**REQUIREMENT**
Copy every line from the data below in which the string "JSON" can be found.

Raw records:
---
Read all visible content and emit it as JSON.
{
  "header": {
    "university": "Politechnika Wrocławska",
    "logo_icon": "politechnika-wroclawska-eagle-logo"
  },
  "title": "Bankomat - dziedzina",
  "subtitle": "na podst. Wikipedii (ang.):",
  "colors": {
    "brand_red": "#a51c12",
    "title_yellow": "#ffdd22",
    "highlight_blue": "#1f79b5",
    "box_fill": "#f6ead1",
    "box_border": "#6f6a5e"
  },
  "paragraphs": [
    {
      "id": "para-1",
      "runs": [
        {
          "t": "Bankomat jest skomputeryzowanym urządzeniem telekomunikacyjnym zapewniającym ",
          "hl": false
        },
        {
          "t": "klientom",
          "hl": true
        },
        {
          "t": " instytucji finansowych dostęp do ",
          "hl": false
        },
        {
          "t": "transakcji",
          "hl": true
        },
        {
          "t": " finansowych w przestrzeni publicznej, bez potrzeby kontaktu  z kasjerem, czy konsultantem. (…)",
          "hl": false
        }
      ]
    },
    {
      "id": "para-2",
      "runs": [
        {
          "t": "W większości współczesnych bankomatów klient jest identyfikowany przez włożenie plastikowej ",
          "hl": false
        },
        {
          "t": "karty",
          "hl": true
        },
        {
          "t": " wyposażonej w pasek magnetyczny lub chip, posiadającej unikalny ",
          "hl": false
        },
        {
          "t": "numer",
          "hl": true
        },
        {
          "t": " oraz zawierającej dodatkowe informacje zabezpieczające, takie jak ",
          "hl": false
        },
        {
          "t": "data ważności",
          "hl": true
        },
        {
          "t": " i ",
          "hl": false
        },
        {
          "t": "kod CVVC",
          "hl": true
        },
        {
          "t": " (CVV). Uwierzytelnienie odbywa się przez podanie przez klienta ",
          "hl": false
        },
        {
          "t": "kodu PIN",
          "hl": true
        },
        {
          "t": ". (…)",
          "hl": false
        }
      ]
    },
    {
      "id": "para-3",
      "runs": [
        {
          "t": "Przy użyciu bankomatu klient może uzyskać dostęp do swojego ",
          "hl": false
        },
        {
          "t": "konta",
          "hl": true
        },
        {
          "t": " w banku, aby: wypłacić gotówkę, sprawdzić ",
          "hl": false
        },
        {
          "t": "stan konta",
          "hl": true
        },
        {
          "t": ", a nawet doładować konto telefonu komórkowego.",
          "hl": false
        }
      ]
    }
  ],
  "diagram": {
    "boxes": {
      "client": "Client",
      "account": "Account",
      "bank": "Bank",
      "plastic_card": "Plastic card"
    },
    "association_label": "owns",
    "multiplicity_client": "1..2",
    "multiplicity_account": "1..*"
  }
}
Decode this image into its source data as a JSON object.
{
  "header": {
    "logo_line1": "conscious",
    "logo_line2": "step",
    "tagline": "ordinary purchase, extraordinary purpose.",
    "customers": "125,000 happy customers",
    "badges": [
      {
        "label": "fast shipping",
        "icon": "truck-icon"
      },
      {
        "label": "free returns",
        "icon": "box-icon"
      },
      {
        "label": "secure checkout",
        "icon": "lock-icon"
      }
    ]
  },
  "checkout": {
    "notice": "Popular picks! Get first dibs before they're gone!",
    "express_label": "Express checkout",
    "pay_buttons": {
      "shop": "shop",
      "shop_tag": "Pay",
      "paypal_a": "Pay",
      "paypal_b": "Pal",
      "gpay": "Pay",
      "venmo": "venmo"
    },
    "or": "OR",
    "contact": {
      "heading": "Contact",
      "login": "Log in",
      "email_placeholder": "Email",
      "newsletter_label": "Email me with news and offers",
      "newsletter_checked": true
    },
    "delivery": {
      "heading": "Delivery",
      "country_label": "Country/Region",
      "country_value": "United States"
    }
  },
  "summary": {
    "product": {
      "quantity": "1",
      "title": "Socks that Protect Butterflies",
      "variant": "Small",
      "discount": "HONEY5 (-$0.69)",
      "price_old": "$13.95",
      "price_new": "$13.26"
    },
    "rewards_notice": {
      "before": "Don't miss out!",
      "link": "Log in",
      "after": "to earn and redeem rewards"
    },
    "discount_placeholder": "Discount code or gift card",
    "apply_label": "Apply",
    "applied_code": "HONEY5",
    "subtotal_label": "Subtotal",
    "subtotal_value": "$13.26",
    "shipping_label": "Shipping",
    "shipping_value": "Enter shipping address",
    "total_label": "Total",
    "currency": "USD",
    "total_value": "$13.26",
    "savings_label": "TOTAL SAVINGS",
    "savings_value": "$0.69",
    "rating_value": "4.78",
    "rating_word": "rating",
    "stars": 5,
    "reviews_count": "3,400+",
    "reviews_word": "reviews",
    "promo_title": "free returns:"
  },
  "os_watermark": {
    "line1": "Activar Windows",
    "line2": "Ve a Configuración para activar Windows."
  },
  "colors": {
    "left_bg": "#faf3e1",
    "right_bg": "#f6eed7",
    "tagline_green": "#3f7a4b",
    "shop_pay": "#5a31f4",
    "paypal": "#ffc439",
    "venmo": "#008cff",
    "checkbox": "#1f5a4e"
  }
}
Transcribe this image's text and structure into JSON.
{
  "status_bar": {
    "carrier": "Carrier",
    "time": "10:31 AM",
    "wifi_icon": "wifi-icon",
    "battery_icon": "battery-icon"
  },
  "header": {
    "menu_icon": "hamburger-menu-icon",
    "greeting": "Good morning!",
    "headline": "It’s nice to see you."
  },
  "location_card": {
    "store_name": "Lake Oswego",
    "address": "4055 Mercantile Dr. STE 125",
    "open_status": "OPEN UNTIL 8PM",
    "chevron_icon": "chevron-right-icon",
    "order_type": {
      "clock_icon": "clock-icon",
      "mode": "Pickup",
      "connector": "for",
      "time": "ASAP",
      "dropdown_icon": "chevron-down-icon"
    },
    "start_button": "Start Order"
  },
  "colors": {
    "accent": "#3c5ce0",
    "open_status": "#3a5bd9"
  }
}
---
**WRITTEN RESPONSE**
Read all visible content and emit it as JSON.
Decode this image into its source data as a JSON object.
Transcribe this image's text and structure into JSON.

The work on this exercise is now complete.